● Aim of the task
Please output the rows below word for word, from the first one through the row that contains "- data-point-11: [82, 334, 92, 344]", including both of them.

● Rows contained in a dataset
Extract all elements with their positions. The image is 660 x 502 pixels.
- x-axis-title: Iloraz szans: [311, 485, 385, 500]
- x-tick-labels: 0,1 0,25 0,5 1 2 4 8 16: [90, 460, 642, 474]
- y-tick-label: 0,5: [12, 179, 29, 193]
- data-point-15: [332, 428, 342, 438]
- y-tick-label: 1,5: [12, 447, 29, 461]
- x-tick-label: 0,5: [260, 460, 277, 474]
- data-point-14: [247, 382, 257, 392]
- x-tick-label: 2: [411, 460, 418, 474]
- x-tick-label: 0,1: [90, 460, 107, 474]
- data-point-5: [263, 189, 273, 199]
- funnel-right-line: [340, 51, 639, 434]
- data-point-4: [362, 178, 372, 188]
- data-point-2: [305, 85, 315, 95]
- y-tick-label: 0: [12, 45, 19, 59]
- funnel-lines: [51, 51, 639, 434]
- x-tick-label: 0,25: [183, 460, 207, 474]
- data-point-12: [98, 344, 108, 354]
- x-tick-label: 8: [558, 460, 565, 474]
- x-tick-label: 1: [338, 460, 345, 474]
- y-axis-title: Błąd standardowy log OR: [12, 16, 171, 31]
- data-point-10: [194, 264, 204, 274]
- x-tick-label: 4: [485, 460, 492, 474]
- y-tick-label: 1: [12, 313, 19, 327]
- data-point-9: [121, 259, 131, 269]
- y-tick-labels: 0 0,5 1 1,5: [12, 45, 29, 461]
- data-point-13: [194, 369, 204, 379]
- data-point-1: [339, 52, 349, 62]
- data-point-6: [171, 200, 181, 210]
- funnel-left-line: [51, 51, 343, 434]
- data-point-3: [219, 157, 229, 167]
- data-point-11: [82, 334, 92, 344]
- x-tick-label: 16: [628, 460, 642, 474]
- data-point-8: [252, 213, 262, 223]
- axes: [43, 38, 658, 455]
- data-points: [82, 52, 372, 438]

● Complete answer
Extract all elements with their positions. The image is 660 x 502 pixels.
- x-axis-title: Iloraz szans: [311, 485, 385, 500]
- x-tick-labels: 0,1 0,25 0,5 1 2 4 8 16: [90, 460, 642, 474]
- y-tick-label: 0,5: [12, 179, 29, 193]
- data-point-15: [332, 428, 342, 438]
- y-tick-label: 1,5: [12, 447, 29, 461]
- x-tick-label: 0,5: [260, 460, 277, 474]
- data-point-14: [247, 382, 257, 392]
- x-tick-label: 2: [411, 460, 418, 474]
- x-tick-label: 0,1: [90, 460, 107, 474]
- data-point-5: [263, 189, 273, 199]
- funnel-right-line: [340, 51, 639, 434]
- data-point-4: [362, 178, 372, 188]
- data-point-2: [305, 85, 315, 95]
- y-tick-label: 0: [12, 45, 19, 59]
- funnel-lines: [51, 51, 639, 434]
- x-tick-label: 0,25: [183, 460, 207, 474]
- data-point-12: [98, 344, 108, 354]
- x-tick-label: 8: [558, 460, 565, 474]
- x-tick-label: 1: [338, 460, 345, 474]
- y-axis-title: Błąd standardowy log OR: [12, 16, 171, 31]
- data-point-10: [194, 264, 204, 274]
- x-tick-label: 4: [485, 460, 492, 474]
- y-tick-label: 1: [12, 313, 19, 327]
- data-point-9: [121, 259, 131, 269]
- y-tick-labels: 0 0,5 1 1,5: [12, 45, 29, 461]
- data-point-13: [194, 369, 204, 379]
- data-point-1: [339, 52, 349, 62]
- data-point-6: [171, 200, 181, 210]
- funnel-left-line: [51, 51, 343, 434]
- data-point-3: [219, 157, 229, 167]
- data-point-11: [82, 334, 92, 344]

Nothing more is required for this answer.